## Aim
Give the data below again, word for word.

## Records supplied
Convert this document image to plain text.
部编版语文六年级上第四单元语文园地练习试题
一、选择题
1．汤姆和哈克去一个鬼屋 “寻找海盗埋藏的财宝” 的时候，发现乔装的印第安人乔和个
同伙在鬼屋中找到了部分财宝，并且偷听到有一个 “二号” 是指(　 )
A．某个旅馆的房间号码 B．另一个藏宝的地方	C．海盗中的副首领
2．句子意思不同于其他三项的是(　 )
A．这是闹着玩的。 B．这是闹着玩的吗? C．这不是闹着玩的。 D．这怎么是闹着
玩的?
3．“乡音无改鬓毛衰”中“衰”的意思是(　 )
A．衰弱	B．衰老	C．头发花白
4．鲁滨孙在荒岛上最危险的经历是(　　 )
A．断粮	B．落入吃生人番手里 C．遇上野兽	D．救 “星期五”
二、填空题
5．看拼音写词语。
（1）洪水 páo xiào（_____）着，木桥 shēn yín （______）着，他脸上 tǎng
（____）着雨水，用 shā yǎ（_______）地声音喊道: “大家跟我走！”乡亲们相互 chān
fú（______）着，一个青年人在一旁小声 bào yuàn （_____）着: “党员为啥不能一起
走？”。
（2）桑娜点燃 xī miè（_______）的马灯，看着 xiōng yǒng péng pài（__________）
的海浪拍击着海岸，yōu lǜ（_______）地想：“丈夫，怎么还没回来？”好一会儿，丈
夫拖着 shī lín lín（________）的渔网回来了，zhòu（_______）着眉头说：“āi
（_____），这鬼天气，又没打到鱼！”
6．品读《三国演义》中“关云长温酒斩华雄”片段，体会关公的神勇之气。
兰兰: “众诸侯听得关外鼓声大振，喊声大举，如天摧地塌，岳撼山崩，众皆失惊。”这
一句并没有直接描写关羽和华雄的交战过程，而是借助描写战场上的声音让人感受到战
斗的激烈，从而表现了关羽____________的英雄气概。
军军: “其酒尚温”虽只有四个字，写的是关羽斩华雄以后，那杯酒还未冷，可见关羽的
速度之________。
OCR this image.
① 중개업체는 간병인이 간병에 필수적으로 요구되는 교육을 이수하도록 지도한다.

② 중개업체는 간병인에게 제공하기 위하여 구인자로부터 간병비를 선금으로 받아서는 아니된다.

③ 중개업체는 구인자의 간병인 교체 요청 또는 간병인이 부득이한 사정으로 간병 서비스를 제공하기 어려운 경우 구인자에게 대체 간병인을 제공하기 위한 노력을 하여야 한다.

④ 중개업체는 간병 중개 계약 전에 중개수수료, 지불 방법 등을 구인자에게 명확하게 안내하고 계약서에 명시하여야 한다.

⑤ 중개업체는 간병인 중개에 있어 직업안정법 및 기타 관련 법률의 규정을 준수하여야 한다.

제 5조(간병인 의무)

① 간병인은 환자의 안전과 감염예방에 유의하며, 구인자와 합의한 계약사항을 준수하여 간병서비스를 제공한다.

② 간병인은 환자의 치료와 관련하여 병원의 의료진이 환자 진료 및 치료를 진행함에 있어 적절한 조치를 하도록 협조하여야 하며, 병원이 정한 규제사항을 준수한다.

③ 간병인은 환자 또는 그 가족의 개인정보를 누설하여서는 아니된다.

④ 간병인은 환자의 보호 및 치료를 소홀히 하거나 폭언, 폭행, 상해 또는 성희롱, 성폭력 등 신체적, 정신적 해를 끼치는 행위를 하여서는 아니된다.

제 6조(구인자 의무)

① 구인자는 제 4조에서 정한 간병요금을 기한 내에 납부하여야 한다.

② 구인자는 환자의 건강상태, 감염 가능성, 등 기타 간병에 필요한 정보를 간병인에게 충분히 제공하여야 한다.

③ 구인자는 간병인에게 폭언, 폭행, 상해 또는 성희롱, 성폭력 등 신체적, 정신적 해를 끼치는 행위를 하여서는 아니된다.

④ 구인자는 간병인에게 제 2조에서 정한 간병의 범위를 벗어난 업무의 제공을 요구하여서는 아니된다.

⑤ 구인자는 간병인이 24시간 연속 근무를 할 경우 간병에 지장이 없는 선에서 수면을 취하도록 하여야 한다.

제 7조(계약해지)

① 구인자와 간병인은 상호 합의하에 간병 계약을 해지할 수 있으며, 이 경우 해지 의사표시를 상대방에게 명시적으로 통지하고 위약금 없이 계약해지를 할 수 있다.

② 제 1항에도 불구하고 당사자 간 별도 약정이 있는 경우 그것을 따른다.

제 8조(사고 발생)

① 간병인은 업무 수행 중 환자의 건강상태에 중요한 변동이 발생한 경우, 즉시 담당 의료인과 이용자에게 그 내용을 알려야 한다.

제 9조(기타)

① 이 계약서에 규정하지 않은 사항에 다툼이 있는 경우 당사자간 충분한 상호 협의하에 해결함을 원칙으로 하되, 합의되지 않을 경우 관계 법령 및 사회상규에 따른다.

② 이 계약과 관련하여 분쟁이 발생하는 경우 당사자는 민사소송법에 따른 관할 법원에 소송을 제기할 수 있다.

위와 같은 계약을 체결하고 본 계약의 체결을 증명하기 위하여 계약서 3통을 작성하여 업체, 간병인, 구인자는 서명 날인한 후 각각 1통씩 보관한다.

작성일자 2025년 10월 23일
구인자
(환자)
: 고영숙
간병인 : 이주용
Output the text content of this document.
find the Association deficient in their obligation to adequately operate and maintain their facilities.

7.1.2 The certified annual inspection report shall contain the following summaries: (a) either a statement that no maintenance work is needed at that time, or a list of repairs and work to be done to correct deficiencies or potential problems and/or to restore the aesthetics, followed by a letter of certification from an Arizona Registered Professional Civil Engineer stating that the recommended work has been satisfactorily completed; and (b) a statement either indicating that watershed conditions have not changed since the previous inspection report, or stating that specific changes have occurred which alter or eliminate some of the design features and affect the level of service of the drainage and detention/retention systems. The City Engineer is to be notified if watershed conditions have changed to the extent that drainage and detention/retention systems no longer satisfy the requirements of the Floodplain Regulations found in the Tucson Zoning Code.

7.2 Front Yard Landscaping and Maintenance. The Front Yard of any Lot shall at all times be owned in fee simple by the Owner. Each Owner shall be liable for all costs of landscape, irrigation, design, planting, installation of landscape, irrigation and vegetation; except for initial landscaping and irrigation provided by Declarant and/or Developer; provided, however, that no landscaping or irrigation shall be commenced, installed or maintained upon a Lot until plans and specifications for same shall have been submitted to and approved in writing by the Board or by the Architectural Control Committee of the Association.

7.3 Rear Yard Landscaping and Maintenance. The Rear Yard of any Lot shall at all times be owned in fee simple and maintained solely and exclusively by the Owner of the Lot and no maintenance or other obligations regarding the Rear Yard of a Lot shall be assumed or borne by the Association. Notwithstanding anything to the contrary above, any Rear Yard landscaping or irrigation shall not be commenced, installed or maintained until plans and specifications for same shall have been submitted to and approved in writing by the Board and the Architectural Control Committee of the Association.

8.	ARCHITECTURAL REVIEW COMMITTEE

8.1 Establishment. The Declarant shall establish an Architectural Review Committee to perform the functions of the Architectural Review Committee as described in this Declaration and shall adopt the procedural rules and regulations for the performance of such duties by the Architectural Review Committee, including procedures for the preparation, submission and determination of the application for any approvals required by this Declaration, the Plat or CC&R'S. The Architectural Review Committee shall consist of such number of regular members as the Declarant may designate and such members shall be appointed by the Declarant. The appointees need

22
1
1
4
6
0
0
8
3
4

## Exercise result
Convert this document image to plain text.
部编版语文六年级上第四单元语文园地练习试题
一、选择题
1．汤姆和哈克去一个鬼屋 “寻找海盗埋藏的财宝” 的时候，发现乔装的印第安人乔和个
同伙在鬼屋中找到了部分财宝，并且偷听到有一个 “二号” 是指(　 )
A．某个旅馆的房间号码 B．另一个藏宝的地方	C．海盗中的副首领
2．句子意思不同于其他三项的是(　 )
A．这是闹着玩的。 B．这是闹着玩的吗? C．这不是闹着玩的。 D．这怎么是闹着
玩的?
3．“乡音无改鬓毛衰”中“衰”的意思是(　 )
A．衰弱	B．衰老	C．头发花白
4．鲁滨孙在荒岛上最危险的经历是(　　 )
A．断粮	B．落入吃生人番手里 C．遇上野兽	D．救 “星期五”
二、填空题
5．看拼音写词语。
（1）洪水 páo xiào（_____）着，木桥 shēn yín （______）着，他脸上 tǎng
（____）着雨水，用 shā yǎ（_______）地声音喊道: “大家跟我走！”乡亲们相互 chān
fú（______）着，一个青年人在一旁小声 bào yuàn （_____）着: “党员为啥不能一起
走？”。
（2）桑娜点燃 xī miè（_______）的马灯，看着 xiōng yǒng péng pài（__________）
的海浪拍击着海岸，yōu lǜ（_______）地想：“丈夫，怎么还没回来？”好一会儿，丈
夫拖着 shī lín lín（________）的渔网回来了，zhòu（_______）着眉头说：“āi
（_____），这鬼天气，又没打到鱼！”
6．品读《三国演义》中“关云长温酒斩华雄”片段，体会关公的神勇之气。
兰兰: “众诸侯听得关外鼓声大振，喊声大举，如天摧地塌，岳撼山崩，众皆失惊。”这
一句并没有直接描写关羽和华雄的交战过程，而是借助描写战场上的声音让人感受到战
斗的激烈，从而表现了关羽____________的英雄气概。
军军: “其酒尚温”虽只有四个字，写的是关羽斩华雄以后，那杯酒还未冷，可见关羽的
速度之________。
OCR this image.
① 중개업체는 간병인이 간병에 필수적으로 요구되는 교육을 이수하도록 지도한다.

② 중개업체는 간병인에게 제공하기 위하여 구인자로부터 간병비를 선금으로 받아서는 아니된다.

③ 중개업체는 구인자의 간병인 교체 요청 또는 간병인이 부득이한 사정으로 간병 서비스를 제공하기 어려운 경우 구인자에게 대체 간병인을 제공하기 위한 노력을 하여야 한다.

④ 중개업체는 간병 중개 계약 전에 중개수수료, 지불 방법 등을 구인자에게 명확하게 안내하고 계약서에 명시하여야 한다.

⑤ 중개업체는 간병인 중개에 있어 직업안정법 및 기타 관련 법률의 규정을 준수하여야 한다.

제 5조(간병인 의무)

① 간병인은 환자의 안전과 감염예방에 유의하며, 구인자와 합의한 계약사항을 준수하여 간병서비스를 제공한다.

② 간병인은 환자의 치료와 관련하여 병원의 의료진이 환자 진료 및 치료를 진행함에 있어 적절한 조치를 하도록 협조하여야 하며, 병원이 정한 규제사항을 준수한다.

③ 간병인은 환자 또는 그 가족의 개인정보를 누설하여서는 아니된다.

④ 간병인은 환자의 보호 및 치료를 소홀히 하거나 폭언, 폭행, 상해 또는 성희롱, 성폭력 등 신체적, 정신적 해를 끼치는 행위를 하여서는 아니된다.

제 6조(구인자 의무)

① 구인자는 제 4조에서 정한 간병요금을 기한 내에 납부하여야 한다.

② 구인자는 환자의 건강상태, 감염 가능성, 등 기타 간병에 필요한 정보를 간병인에게 충분히 제공하여야 한다.

③ 구인자는 간병인에게 폭언, 폭행, 상해 또는 성희롱, 성폭력 등 신체적, 정신적 해를 끼치는 행위를 하여서는 아니된다.

④ 구인자는 간병인에게 제 2조에서 정한 간병의 범위를 벗어난 업무의 제공을 요구하여서는 아니된다.

⑤ 구인자는 간병인이 24시간 연속 근무를 할 경우 간병에 지장이 없는 선에서 수면을 취하도록 하여야 한다.

제 7조(계약해지)

① 구인자와 간병인은 상호 합의하에 간병 계약을 해지할 수 있으며, 이 경우 해지 의사표시를 상대방에게 명시적으로 통지하고 위약금 없이 계약해지를 할 수 있다.

② 제 1항에도 불구하고 당사자 간 별도 약정이 있는 경우 그것을 따른다.

제 8조(사고 발생)

① 간병인은 업무 수행 중 환자의 건강상태에 중요한 변동이 발생한 경우, 즉시 담당 의료인과 이용자에게 그 내용을 알려야 한다.

제 9조(기타)

① 이 계약서에 규정하지 않은 사항에 다툼이 있는 경우 당사자간 충분한 상호 협의하에 해결함을 원칙으로 하되, 합의되지 않을 경우 관계 법령 및 사회상규에 따른다.

② 이 계약과 관련하여 분쟁이 발생하는 경우 당사자는 민사소송법에 따른 관할 법원에 소송을 제기할 수 있다.

위와 같은 계약을 체결하고 본 계약의 체결을 증명하기 위하여 계약서 3통을 작성하여 업체, 간병인, 구인자는 서명 날인한 후 각각 1통씩 보관한다.

작성일자 2025년 10월 23일
구인자
(환자)
: 고영숙
간병인 : 이주용
Output the text content of this document.
find the Association deficient in their obligation to adequately operate and maintain their facilities.

7.1.2 The certified annual inspection report shall contain the following summaries: (a) either a statement that no maintenance work is needed at that time, or a list of repairs and work to be done to correct deficiencies or potential problems and/or to restore the aesthetics, followed by a letter of certification from an Arizona Registered Professional Civil Engineer stating that the recommended work has been satisfactorily completed; and (b) a statement either indicating that watershed conditions have not changed since the previous inspection report, or stating that specific changes have occurred which alter or eliminate some of the design features and affect the level of service of the drainage and detention/retention systems. The City Engineer is to be notified if watershed conditions have changed to the extent that drainage and detention/retention systems no longer satisfy the requirements of the Floodplain Regulations found in the Tucson Zoning Code.

7.2 Front Yard Landscaping and Maintenance. The Front Yard of any Lot shall at all times be owned in fee simple by the Owner. Each Owner shall be liable for all costs of landscape, irrigation, design, planting, installation of landscape, irrigation and vegetation; except for initial landscaping and irrigation provided by Declarant and/or Developer; provided, however, that no landscaping or irrigation shall be commenced, installed or maintained upon a Lot until plans and specifications for same shall have been submitted to and approved in writing by the Board or by the Architectural Control Committee of the Association.

7.3 Rear Yard Landscaping and Maintenance. The Rear Yard of any Lot shall at all times be owned in fee simple and maintained solely and exclusively by the Owner of the Lot and no maintenance or other obligations regarding the Rear Yard of a Lot shall be assumed or borne by the Association. Notwithstanding anything to the contrary above, any Rear Yard landscaping or irrigation shall not be commenced, installed or maintained until plans and specifications for same shall have been submitted to and approved in writing by the Board and the Architectural Control Committee of the Association.

8.	ARCHITECTURAL REVIEW COMMITTEE

8.1 Establishment. The Declarant shall establish an Architectural Review Committee to perform the functions of the Architectural Review Committee as described in this Declaration and shall adopt the procedural rules and regulations for the performance of such duties by the Architectural Review Committee, including procedures for the preparation, submission and determination of the application for any approvals required by this Declaration, the Plat or CC&R'S. The Architectural Review Committee shall consist of such number of regular members as the Declarant may designate and such members shall be appointed by the Declarant. The appointees need

22
1
1
4
6
0
0
8
3
4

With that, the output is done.